# [Stored records]

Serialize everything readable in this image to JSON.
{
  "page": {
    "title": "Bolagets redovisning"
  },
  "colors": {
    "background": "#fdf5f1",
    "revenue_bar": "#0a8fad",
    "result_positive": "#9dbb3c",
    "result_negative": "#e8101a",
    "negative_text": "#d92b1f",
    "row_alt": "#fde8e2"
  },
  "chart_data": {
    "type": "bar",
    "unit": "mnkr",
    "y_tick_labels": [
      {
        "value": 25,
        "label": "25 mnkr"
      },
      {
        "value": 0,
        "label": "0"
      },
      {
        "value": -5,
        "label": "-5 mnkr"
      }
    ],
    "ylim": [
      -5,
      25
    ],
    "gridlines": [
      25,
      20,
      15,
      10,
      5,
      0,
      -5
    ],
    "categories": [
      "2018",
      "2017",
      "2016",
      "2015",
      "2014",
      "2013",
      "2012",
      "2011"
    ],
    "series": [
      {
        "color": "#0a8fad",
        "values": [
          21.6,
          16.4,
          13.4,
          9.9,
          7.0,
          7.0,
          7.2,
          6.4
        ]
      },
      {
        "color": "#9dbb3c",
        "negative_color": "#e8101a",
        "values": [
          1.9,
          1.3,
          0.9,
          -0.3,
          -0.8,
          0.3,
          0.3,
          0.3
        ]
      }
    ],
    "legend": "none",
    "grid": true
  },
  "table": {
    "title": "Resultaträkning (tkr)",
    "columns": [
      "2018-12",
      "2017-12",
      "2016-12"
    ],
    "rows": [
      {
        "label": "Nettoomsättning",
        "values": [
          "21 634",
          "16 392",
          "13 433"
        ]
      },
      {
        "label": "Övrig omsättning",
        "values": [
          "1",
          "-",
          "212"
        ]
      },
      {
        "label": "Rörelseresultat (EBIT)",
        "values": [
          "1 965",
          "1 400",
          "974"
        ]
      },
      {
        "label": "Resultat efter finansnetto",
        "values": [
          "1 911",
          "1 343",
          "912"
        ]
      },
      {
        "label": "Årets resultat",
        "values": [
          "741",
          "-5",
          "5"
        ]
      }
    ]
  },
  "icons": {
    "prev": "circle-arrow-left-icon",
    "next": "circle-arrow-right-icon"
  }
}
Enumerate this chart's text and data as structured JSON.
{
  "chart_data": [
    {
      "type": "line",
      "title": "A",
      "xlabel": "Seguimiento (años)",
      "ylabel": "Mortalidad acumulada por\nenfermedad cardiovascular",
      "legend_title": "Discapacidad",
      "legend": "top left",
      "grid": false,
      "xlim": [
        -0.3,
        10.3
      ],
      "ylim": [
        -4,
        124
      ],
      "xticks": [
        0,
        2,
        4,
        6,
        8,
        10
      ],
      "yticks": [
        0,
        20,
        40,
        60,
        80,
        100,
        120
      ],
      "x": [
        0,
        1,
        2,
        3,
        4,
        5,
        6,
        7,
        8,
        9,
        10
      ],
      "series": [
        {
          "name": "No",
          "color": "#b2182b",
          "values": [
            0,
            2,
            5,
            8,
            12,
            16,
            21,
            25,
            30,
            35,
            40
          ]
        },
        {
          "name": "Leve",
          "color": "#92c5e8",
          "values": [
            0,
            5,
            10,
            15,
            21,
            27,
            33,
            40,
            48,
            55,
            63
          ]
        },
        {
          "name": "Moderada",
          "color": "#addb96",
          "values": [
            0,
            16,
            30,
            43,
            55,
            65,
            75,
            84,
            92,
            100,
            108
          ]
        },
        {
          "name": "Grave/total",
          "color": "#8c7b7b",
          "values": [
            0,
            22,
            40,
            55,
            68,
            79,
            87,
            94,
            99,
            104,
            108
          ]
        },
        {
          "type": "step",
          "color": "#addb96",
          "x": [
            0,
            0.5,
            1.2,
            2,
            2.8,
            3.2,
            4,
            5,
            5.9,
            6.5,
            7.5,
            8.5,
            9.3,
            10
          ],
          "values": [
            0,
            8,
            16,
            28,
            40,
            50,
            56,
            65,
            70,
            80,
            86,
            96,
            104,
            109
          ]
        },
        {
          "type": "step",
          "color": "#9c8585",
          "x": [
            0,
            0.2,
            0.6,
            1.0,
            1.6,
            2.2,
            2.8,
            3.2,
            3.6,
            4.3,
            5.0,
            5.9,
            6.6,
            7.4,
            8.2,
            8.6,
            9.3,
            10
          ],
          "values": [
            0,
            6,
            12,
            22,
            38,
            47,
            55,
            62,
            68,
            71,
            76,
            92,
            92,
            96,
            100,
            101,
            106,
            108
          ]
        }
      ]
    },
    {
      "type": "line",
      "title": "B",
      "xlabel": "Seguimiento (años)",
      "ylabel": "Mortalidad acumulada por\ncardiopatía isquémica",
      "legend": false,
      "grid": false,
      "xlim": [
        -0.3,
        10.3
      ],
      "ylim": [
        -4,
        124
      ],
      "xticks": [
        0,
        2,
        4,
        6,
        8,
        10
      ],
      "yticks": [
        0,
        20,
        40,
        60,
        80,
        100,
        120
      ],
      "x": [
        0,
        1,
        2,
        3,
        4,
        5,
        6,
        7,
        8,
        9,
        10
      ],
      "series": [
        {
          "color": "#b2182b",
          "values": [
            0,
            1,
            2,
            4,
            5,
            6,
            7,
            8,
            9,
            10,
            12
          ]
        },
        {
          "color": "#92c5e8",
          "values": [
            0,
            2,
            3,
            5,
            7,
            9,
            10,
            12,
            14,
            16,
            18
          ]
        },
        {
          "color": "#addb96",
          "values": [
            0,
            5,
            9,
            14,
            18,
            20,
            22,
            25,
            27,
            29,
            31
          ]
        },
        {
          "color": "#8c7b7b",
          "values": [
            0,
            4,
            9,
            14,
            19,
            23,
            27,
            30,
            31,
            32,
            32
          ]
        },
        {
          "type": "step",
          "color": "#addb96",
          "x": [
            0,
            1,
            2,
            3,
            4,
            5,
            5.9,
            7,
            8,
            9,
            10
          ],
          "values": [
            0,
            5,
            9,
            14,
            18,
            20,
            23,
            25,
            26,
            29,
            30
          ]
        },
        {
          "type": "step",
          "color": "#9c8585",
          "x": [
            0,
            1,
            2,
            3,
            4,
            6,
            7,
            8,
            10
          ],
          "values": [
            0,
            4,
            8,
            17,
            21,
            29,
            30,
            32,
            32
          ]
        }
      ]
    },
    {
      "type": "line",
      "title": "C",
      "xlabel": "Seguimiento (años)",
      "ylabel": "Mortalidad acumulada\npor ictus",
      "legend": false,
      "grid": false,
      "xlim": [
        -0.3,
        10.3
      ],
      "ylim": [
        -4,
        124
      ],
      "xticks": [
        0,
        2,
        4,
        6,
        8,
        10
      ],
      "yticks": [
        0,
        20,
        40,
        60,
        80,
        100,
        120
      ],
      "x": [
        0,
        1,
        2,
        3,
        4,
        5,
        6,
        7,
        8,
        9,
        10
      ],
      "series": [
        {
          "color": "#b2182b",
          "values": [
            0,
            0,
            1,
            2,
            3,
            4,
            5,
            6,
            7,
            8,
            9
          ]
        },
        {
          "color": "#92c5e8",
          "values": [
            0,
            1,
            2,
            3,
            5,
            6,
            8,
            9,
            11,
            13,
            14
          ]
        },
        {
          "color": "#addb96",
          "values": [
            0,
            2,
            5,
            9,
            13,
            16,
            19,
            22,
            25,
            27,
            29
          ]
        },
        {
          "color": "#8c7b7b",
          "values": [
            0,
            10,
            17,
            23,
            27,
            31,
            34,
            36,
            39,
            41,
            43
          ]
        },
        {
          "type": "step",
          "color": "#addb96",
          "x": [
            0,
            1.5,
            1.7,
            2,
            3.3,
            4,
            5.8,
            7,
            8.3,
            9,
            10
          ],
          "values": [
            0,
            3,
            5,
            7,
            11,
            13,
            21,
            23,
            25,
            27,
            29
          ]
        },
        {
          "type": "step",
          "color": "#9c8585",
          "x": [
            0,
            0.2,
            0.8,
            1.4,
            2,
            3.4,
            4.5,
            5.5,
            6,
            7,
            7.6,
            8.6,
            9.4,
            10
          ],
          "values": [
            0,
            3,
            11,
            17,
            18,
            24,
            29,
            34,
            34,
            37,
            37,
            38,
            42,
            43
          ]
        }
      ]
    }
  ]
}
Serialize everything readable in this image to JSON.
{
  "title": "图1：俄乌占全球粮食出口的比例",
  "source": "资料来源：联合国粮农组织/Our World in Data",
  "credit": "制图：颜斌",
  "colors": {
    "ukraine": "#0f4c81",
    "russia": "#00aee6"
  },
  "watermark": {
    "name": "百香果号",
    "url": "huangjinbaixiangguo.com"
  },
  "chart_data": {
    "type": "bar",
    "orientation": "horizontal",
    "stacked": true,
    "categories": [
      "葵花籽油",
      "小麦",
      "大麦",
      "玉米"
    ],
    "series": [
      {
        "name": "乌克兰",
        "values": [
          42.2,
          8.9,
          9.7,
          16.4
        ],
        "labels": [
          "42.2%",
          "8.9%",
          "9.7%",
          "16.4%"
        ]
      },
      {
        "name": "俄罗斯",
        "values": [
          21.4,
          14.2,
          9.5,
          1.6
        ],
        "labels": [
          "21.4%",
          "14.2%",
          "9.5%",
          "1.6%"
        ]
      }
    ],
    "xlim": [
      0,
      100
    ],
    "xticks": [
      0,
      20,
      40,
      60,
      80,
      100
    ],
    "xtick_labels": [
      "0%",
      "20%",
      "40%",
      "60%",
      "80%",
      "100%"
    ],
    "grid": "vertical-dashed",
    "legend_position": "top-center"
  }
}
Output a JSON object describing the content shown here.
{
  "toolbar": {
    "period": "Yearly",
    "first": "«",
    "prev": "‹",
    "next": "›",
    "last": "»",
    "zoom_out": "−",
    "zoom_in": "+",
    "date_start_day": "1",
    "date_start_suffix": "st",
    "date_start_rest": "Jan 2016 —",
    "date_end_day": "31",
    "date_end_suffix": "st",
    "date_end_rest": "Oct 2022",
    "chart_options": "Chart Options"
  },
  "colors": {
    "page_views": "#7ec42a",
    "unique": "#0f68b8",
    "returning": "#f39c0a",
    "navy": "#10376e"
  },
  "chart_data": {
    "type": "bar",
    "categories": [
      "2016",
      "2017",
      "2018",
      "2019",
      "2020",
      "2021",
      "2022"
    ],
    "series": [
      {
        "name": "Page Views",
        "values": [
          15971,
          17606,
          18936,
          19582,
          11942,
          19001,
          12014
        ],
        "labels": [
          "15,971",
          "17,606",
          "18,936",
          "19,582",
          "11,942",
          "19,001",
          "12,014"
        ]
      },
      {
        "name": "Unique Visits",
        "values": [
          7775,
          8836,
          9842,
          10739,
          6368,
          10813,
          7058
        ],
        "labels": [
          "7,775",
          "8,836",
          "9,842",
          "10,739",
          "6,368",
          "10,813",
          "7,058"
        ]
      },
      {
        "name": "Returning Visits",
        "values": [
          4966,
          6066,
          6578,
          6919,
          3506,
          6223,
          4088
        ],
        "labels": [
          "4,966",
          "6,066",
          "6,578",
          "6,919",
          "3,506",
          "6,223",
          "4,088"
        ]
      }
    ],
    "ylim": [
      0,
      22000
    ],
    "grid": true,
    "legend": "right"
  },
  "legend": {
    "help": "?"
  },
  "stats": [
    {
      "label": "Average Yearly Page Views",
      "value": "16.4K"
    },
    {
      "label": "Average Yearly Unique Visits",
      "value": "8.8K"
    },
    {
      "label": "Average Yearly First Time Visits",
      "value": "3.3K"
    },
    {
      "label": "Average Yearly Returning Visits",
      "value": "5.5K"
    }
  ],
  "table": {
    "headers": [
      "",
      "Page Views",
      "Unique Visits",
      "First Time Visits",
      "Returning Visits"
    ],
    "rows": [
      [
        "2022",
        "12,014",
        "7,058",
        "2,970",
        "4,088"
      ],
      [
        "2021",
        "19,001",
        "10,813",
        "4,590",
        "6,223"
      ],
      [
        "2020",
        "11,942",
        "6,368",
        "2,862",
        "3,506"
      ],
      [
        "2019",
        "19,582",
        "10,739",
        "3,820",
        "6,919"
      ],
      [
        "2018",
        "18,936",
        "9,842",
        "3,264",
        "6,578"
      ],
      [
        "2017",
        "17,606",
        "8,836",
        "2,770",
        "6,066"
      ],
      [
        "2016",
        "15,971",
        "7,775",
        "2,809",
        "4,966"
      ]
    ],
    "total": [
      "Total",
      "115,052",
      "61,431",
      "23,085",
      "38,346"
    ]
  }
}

# [Your instructions]
Pick out every line holding the string "ylabel" and return it.

# [Response below]
      "ylabel": "Mortalidad acumulada por\nenfermedad cardiovascular",
      "ylabel": "Mortalidad acumulada por\ncardiopatía isquémica",
      "ylabel": "Mortalidad acumulada\npor ictus",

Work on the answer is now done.